TASK DETAILS. Would it be possible to write out each entry below exactly, without the pictures?

━━━━━━━━━━━━━━━━━━━━

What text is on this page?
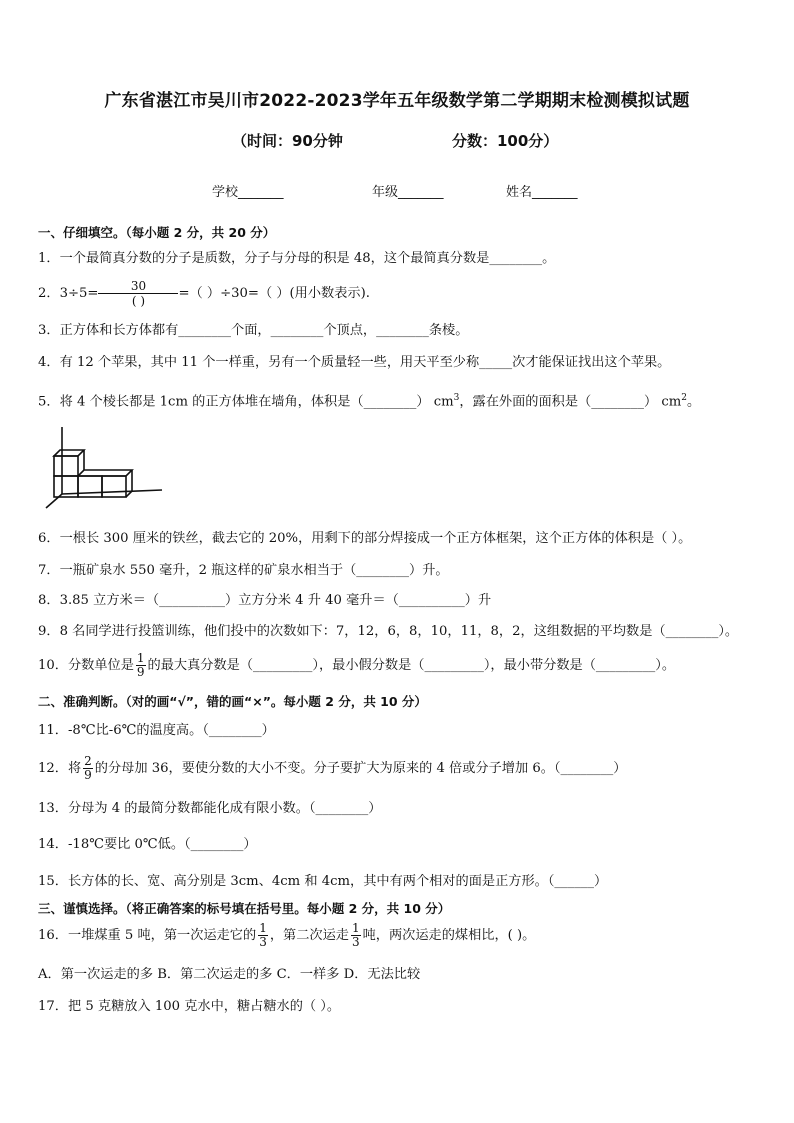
广东省湛江市吴川市2022-2023学年五年级数学第二学期期末检测模拟试题
（时间：90分钟	分数：100分）
学校_______	年级_______	姓名_______
一、仔细填空。（每小题 2 分，共 20 分）
1．一个最简真分数的分子是质数，分子与分母的积是 48，这个最简真分数是________。
2．3÷5=	30
( )	=（ ）÷30=（ ）(用小数表示).
3．正方体和长方体都有________个面，________个顶点，________条棱。
4．有 12 个苹果，其中 11 个一样重，另有一个质量轻一些，用天平至少称_____次才能保证找出这个苹果。
5．将 4 个棱长都是 1cm 的正方体堆在墙角，体积是（________） $cm^3$，露在外面的面积是（________） $cm^2$。
6．一根长 300 厘米的铁丝，截去它的 20%，用剩下的部分焊接成一个正方体框架，这个正方体的体积是（ ）。
7．一瓶矿泉水 550 毫升，2 瓶这样的矿泉水相当于（________）升。
8．3.85 立方米＝（__________）立方分米 4 升 40 毫升＝（__________）升
9．8 名同学进行投篮训练，他们投中的次数如下：7，12，6，8，10，11，8，2，这组数据的平均数是（________）。
10．分数单位是 $\frac{1}{9}$ 的最大真分数是（_________），最小假分数是（_________），最小带分数是（_________）。
二、准确判断。（对的画“√”，错的画“×”。每小题 2 分，共 10 分）
11．-8℃比-6℃的温度高。（________）
12．将 $\frac{2}{9}$ 的分母加 36，要使分数的大小不变。分子要扩大为原来的 4 倍或分子增加 6。（________）
13．分母为 4 的最简分数都能化成有限小数。（________）
14．-18℃要比 0℃低。（________）
15．长方体的长、宽、高分别是 3cm、4cm 和 4cm，其中有两个相对的面是正方形。（______）
三、谨慎选择。（将正确答案的标号填在括号里。每小题 2 分，共 10 分）
16．一堆煤重 5 吨，第一次运走它的 $\frac{1}{3}$ ，第二次运走 $\frac{1}{3}$ 吨，两次运走的煤相比，( )。
A．第一次运走的多 B．第二次运走的多 C．一样多 D．无法比较
17．把 5 克糖放入 100 克水中，糖占糖水的（ ）。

━━━━━━━━━━━━━━━━━━━━

RESPONSE.
What text is on this page?
广东省湛江市吴川市2022-2023学年五年级数学第二学期期末检测模拟试题
（时间：90分钟	分数：100分）
学校_______	年级_______	姓名_______
一、仔细填空。（每小题 2 分，共 20 分）
1．一个最简真分数的分子是质数，分子与分母的积是 48，这个最简真分数是________。
2．3÷5=	30
( )	=（ ）÷30=（ ）(用小数表示).
3．正方体和长方体都有________个面，________个顶点，________条棱。
4．有 12 个苹果，其中 11 个一样重，另有一个质量轻一些，用天平至少称_____次才能保证找出这个苹果。
5．将 4 个棱长都是 1cm 的正方体堆在墙角，体积是（________） $cm^3$，露在外面的面积是（________） $cm^2$。
6．一根长 300 厘米的铁丝，截去它的 20%，用剩下的部分焊接成一个正方体框架，这个正方体的体积是（ ）。
7．一瓶矿泉水 550 毫升，2 瓶这样的矿泉水相当于（________）升。
8．3.85 立方米＝（__________）立方分米 4 升 40 毫升＝（__________）升
9．8 名同学进行投篮训练，他们投中的次数如下：7，12，6，8，10，11，8，2，这组数据的平均数是（________）。
10．分数单位是 $\frac{1}{9}$ 的最大真分数是（_________），最小假分数是（_________），最小带分数是（_________）。
二、准确判断。（对的画“√”，错的画“×”。每小题 2 分，共 10 分）
11．-8℃比-6℃的温度高。（________）
12．将 $\frac{2}{9}$ 的分母加 36，要使分数的大小不变。分子要扩大为原来的 4 倍或分子增加 6。（________）
13．分母为 4 的最简分数都能化成有限小数。（________）
14．-18℃要比 0℃低。（________）
15．长方体的长、宽、高分别是 3cm、4cm 和 4cm，其中有两个相对的面是正方形。（______）
三、谨慎选择。（将正确答案的标号填在括号里。每小题 2 分，共 10 分）
16．一堆煤重 5 吨，第一次运走它的 $\frac{1}{3}$ ，第二次运走 $\frac{1}{3}$ 吨，两次运走的煤相比，( )。
A．第一次运走的多 B．第二次运走的多 C．一样多 D．无法比较
17．把 5 克糖放入 100 克水中，糖占糖水的（ ）。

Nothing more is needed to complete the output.